*** Data rows
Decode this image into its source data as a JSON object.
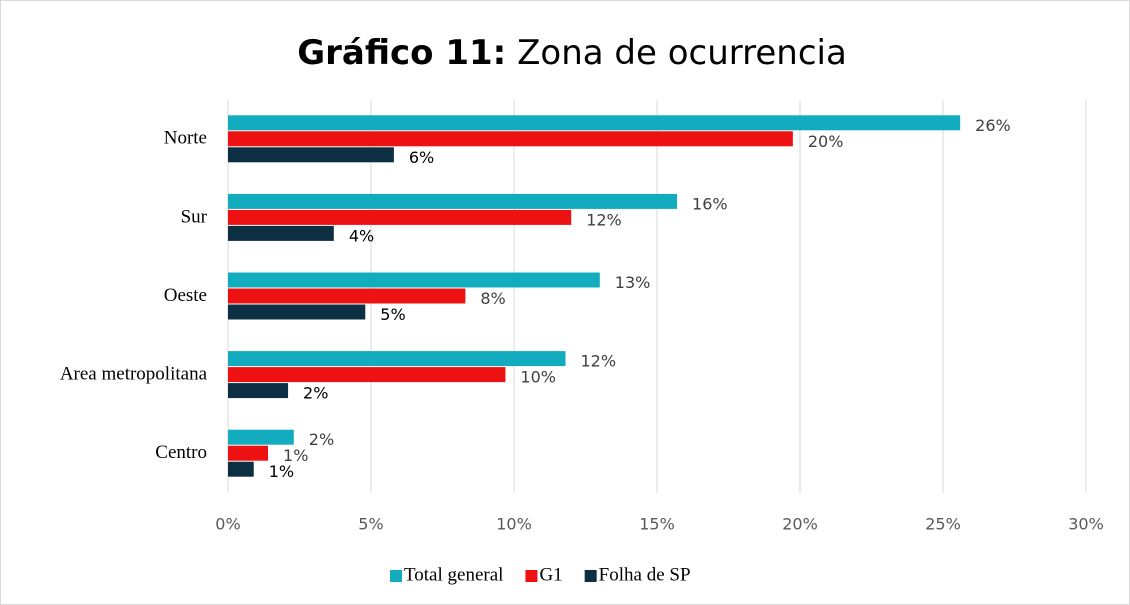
{
  "chart_data": {
    "type": "hbar",
    "title": "Gráfico 11: Zona de ocurrencia",
    "categories": [
      "Norte",
      "Sur",
      "Oeste",
      "Area metropolitana",
      "Centro"
    ],
    "series": [
      {
        "name": "Total general",
        "color": "#12acbe",
        "values": [
          25.6,
          15.7,
          13.0,
          11.8,
          2.3
        ],
        "value_labels": [
          "26%",
          "16%",
          "13%",
          "12%",
          "2%"
        ]
      },
      {
        "name": "G1",
        "color": "#ee1111",
        "values": [
          19.75,
          12.0,
          8.3,
          9.7,
          1.4
        ],
        "value_labels": [
          "20%",
          "12%",
          "8%",
          "10%",
          "1%"
        ]
      },
      {
        "name": "Folha de SP",
        "color": "#0d2f43",
        "values": [
          5.8,
          3.7,
          4.8,
          2.1,
          0.9
        ],
        "value_labels": [
          "6%",
          "4%",
          "5%",
          "2%",
          "1%"
        ]
      }
    ],
    "xlim": [
      0,
      30
    ],
    "xticks": [
      {
        "value": 0,
        "label": "0%"
      },
      {
        "value": 5,
        "label": "5%"
      },
      {
        "value": 10,
        "label": "10%"
      },
      {
        "value": 15,
        "label": "15%"
      },
      {
        "value": 20,
        "label": "20%"
      },
      {
        "value": 25,
        "label": "25%"
      },
      {
        "value": 30,
        "label": "30%"
      }
    ],
    "grid": true,
    "legend": "bottom"
  }
}
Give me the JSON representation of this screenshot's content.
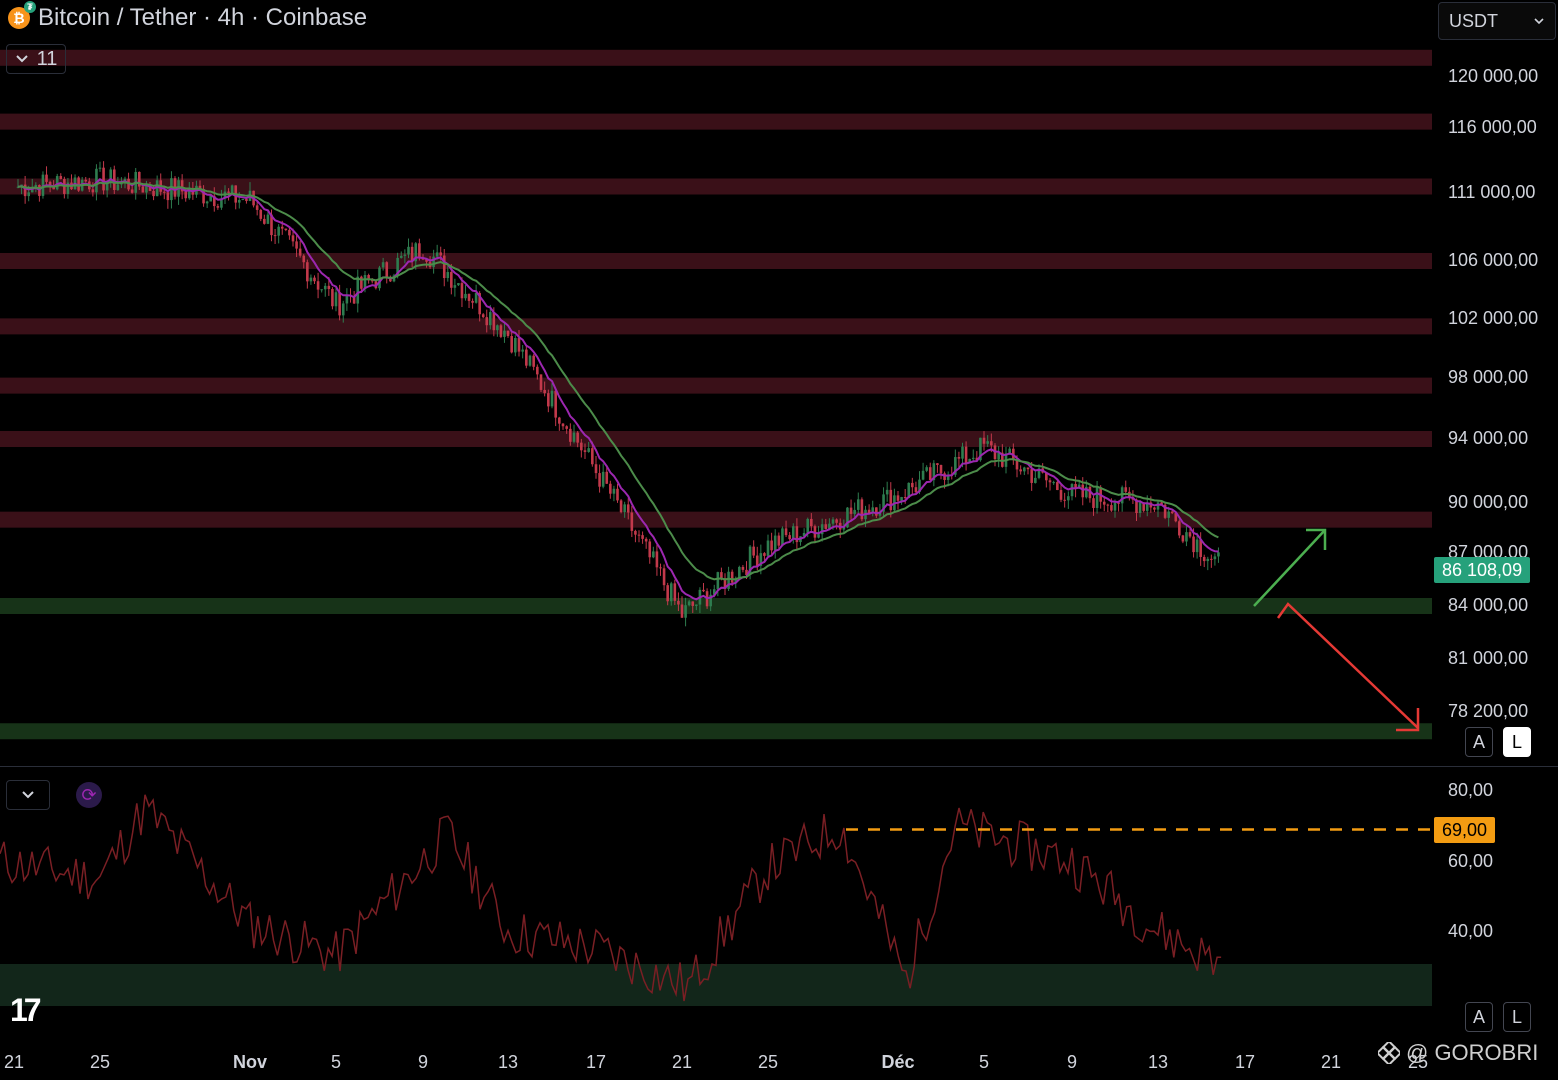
{
  "header": {
    "title": "Bitcoin / Tether · 4h · Coinbase",
    "collapse_count": "11",
    "currency": "USDT"
  },
  "price_axis": {
    "ticks": [
      "120 000,00",
      "116 000,00",
      "111 000,00",
      "106 000,00",
      "102 000,00",
      "98 000,00",
      "94 000,00",
      "90 000,00",
      "87 000,00",
      "84 000,00",
      "81 000,00",
      "78 200,00"
    ],
    "current_price": "86 108,09"
  },
  "rsi_axis": {
    "ticks": [
      "80,00",
      "60,00",
      "40,00"
    ],
    "level_label": "69,00"
  },
  "date_axis": {
    "ticks": [
      "21",
      "25",
      "Nov",
      "5",
      "9",
      "13",
      "17",
      "21",
      "25",
      "Déc",
      "5",
      "9",
      "13",
      "17",
      "21",
      "25"
    ]
  },
  "buttons": {
    "auto": "A",
    "log": "L"
  },
  "watermark": "@ GOROBRI",
  "colors": {
    "resistance": "#3a1018",
    "support": "#173318",
    "up_candle": "#2e7d4f",
    "down_candle": "#c2394b",
    "ema_fast": "#9c27b0",
    "ema_slow": "#4c8c4a",
    "rsi_line": "#7a1f24",
    "price_badge": "#26a17b",
    "rsi_badge": "#f39c12"
  },
  "chart_data": {
    "type": "candlestick",
    "title": "Bitcoin / Tether · 4h · Coinbase",
    "ylim": [
      77000,
      122000
    ],
    "x": [
      "Oct 21",
      "Oct 25",
      "Nov 1",
      "Nov 5",
      "Nov 9",
      "Nov 13",
      "Nov 17",
      "Nov 21",
      "Nov 25",
      "Dec 1",
      "Dec 5",
      "Dec 9",
      "Dec 13",
      "Dec 15"
    ],
    "close": [
      111500,
      112000,
      110500,
      103000,
      107000,
      101000,
      92000,
      83500,
      87500,
      90500,
      93500,
      90500,
      90000,
      86108
    ],
    "resistance_levels": [
      121500,
      116500,
      111500,
      106000,
      101500,
      97500,
      94000,
      89000
    ],
    "support_levels": [
      84000,
      77500
    ],
    "rsi": {
      "ylim": [
        10,
        85
      ],
      "level": 69,
      "x": [
        "Oct 21",
        "Oct 25",
        "Oct 28",
        "Nov 1",
        "Nov 5",
        "Nov 9",
        "Nov 13",
        "Nov 17",
        "Nov 21",
        "Nov 25",
        "Dec 1",
        "Dec 3",
        "Dec 5",
        "Dec 9",
        "Dec 13",
        "Dec 15"
      ],
      "values": [
        60,
        55,
        75,
        42,
        33,
        68,
        40,
        35,
        24,
        58,
        70,
        26,
        70,
        60,
        40,
        30
      ],
      "oversold_zone": [
        18,
        30
      ]
    }
  }
}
******
*Do this*
Please set down each line of the data above exactly as written, without the pictures.

*Task response*
Decode this image into its source data as a JSON object.
{
  "chart_data": {
    "type": "hbar",
    "title": "Gráfico 11: Zona de ocurrencia",
    "categories": [
      "Norte",
      "Sur",
      "Oeste",
      "Area metropolitana",
      "Centro"
    ],
    "series": [
      {
        "name": "Total general",
        "color": "#12acbe",
        "values": [
          25.6,
          15.7,
          13.0,
          11.8,
          2.3
        ],
        "value_labels": [
          "26%",
          "16%",
          "13%",
          "12%",
          "2%"
        ]
      },
      {
        "name": "G1",
        "color": "#ee1111",
        "values": [
          19.75,
          12.0,
          8.3,
          9.7,
          1.4
        ],
        "value_labels": [
          "20%",
          "12%",
          "8%",
          "10%",
          "1%"
        ]
      },
      {
        "name": "Folha de SP",
        "color": "#0d2f43",
        "values": [
          5.8,
          3.7,
          4.8,
          2.1,
          0.9
        ],
        "value_labels": [
          "6%",
          "4%",
          "5%",
          "2%",
          "1%"
        ]
      }
    ],
    "xlim": [
      0,
      30
    ],
    "xticks": [
      {
        "value": 0,
        "label": "0%"
      },
      {
        "value": 5,
        "label": "5%"
      },
      {
        "value": 10,
        "label": "10%"
      },
      {
        "value": 15,
        "label": "15%"
      },
      {
        "value": 20,
        "label": "20%"
      },
      {
        "value": 25,
        "label": "25%"
      },
      {
        "value": 30,
        "label": "30%"
      }
    ],
    "grid": true,
    "legend": "bottom"
  }
}
Give me the JSON representation of this screenshot's content.
{
  "header": {
    "title": "Bitcoin / Tether · 4h · Coinbase",
    "collapse_count": "11",
    "currency": "USDT"
  },
  "price_axis": {
    "ticks": [
      "120 000,00",
      "116 000,00",
      "111 000,00",
      "106 000,00",
      "102 000,00",
      "98 000,00",
      "94 000,00",
      "90 000,00",
      "87 000,00",
      "84 000,00",
      "81 000,00",
      "78 200,00"
    ],
    "current_price": "86 108,09"
  },
  "rsi_axis": {
    "ticks": [
      "80,00",
      "60,00",
      "40,00"
    ],
    "level_label": "69,00"
  },
  "date_axis": {
    "ticks": [
      "21",
      "25",
      "Nov",
      "5",
      "9",
      "13",
      "17",
      "21",
      "25",
      "Déc",
      "5",
      "9",
      "13",
      "17",
      "21",
      "25"
    ]
  },
  "buttons": {
    "auto": "A",
    "log": "L"
  },
  "watermark": "@ GOROBRI",
  "colors": {
    "resistance": "#3a1018",
    "support": "#173318",
    "up_candle": "#2e7d4f",
    "down_candle": "#c2394b",
    "ema_fast": "#9c27b0",
    "ema_slow": "#4c8c4a",
    "rsi_line": "#7a1f24",
    "price_badge": "#26a17b",
    "rsi_badge": "#f39c12"
  },
  "chart_data": {
    "type": "candlestick",
    "title": "Bitcoin / Tether · 4h · Coinbase",
    "ylim": [
      77000,
      122000
    ],
    "x": [
      "Oct 21",
      "Oct 25",
      "Nov 1",
      "Nov 5",
      "Nov 9",
      "Nov 13",
      "Nov 17",
      "Nov 21",
      "Nov 25",
      "Dec 1",
      "Dec 5",
      "Dec 9",
      "Dec 13",
      "Dec 15"
    ],
    "close": [
      111500,
      112000,
      110500,
      103000,
      107000,
      101000,
      92000,
      83500,
      87500,
      90500,
      93500,
      90500,
      90000,
      86108
    ],
    "resistance_levels": [
      121500,
      116500,
      111500,
      106000,
      101500,
      97500,
      94000,
      89000
    ],
    "support_levels": [
      84000,
      77500
    ],
    "rsi": {
      "ylim": [
        10,
        85
      ],
      "level": 69,
      "x": [
        "Oct 21",
        "Oct 25",
        "Oct 28",
        "Nov 1",
        "Nov 5",
        "Nov 9",
        "Nov 13",
        "Nov 17",
        "Nov 21",
        "Nov 25",
        "Dec 1",
        "Dec 3",
        "Dec 5",
        "Dec 9",
        "Dec 13",
        "Dec 15"
      ],
      "values": [
        60,
        55,
        75,
        42,
        33,
        68,
        40,
        35,
        24,
        58,
        70,
        26,
        70,
        60,
        40,
        30
      ],
      "oversold_zone": [
        18,
        30
      ]
    }
  }
}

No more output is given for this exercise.